### Direction
Pull every line of the entries that has the word "службі".

### Excerpted records

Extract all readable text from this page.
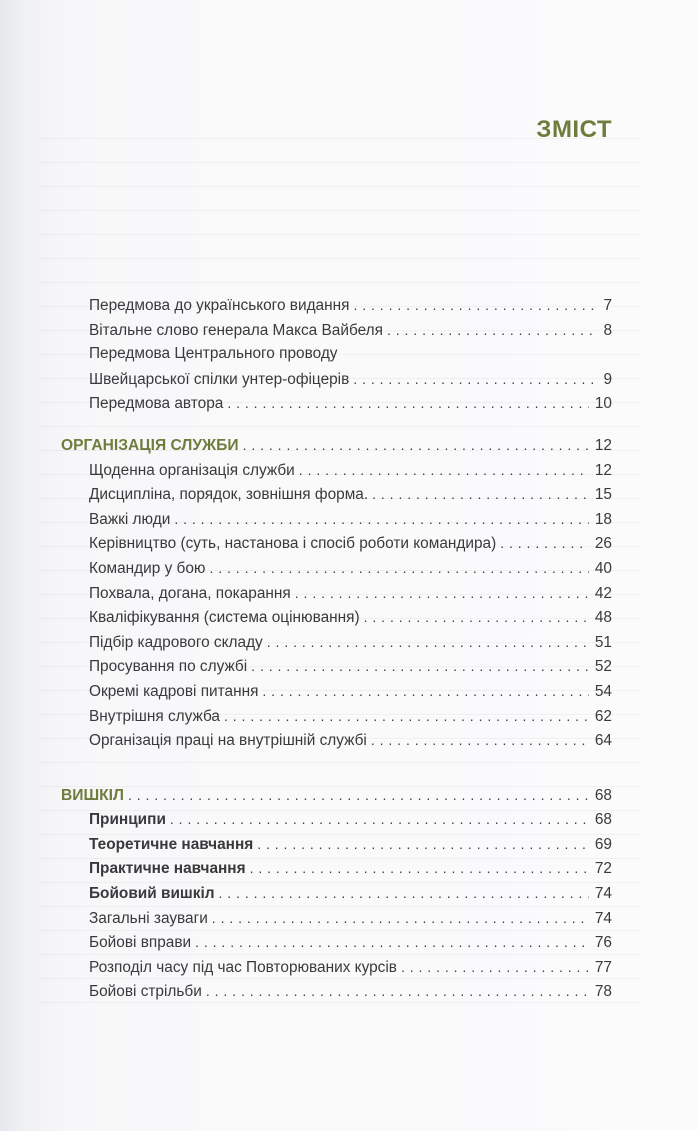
ЗМІСТ
Передмова до українського видання . . .	7
Вітальне слово генерала Макса Вайбеля . . .	8
Передмова Центрального проводу
Швейцарської спілки унтер-офіцерів . . .	9
Передмова автора . . .	10
ОРГАНІЗАЦІЯ СЛУЖБИ . . .	12
Щоденна організація служби . . .	12
Дисципліна, порядок, зовнішня форма. . . .	15
Важкі люди . . .	18
Керівництво (суть, настанова і спосіб роботи командира) . . .	26
Командир у бою . . .	40
Похвала, догана, покарання . . .	42
Кваліфікування (система оцінювання) . . .	48
Підбір кадрового складу . . .	51
Просування по службі . . .	52
Окремі кадрові питання . . .	54
Внутрішня служба . . .	62
Організація праці на внутрішній службі . . .	64
ВИШКІЛ . . .	68
Принципи . . .	68
Теоретичне навчання . . .	69
Практичне навчання . . .	72
Бойовий вишкіл . . .	74
Загальні зауваги . . .	74
Бойові вправи . . .	76
Розподіл часу під час Повторюваних курсів . . .	77
Бойові стрільби . . .	78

### Output for this exercise
Просування по службі . . .	52
Організація праці на внутрішній службі . . .	64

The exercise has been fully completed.